[BEGIN INPUT]
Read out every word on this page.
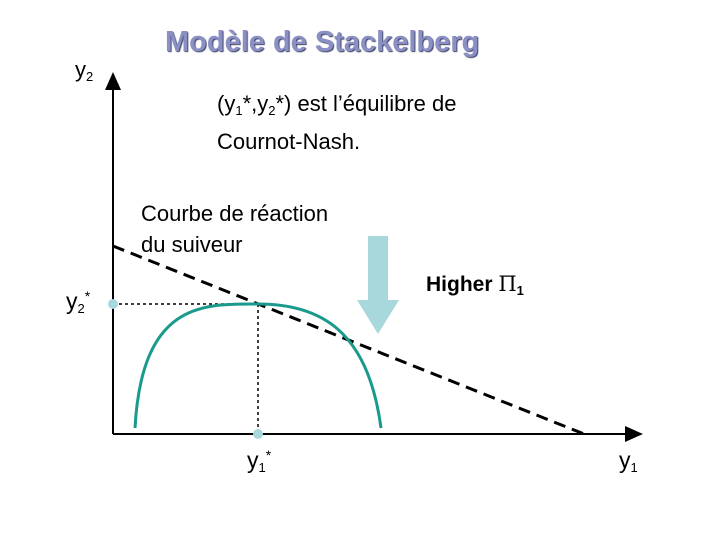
Modèle de Stackelberg
$(y_1*,y_2*)$ est l’équilibre de
Cournot-Nash.
Courbe de réaction
du suiveur
$y_2$
$y_1$
$y_2^*$
$y_1^*$
Higher $\Pi_1$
[END INPUT]
(OBJECTIVE) Quote the records in full and exactly; skip any image.

(RESULT)
Read out every word on this page.
Modèle de Stackelberg
$(y_1*,y_2*)$ est l’équilibre de
Cournot-Nash.
Courbe de réaction
du suiveur
$y_2$
$y_1$
$y_2^*$
$y_1^*$
Higher $\Pi_1$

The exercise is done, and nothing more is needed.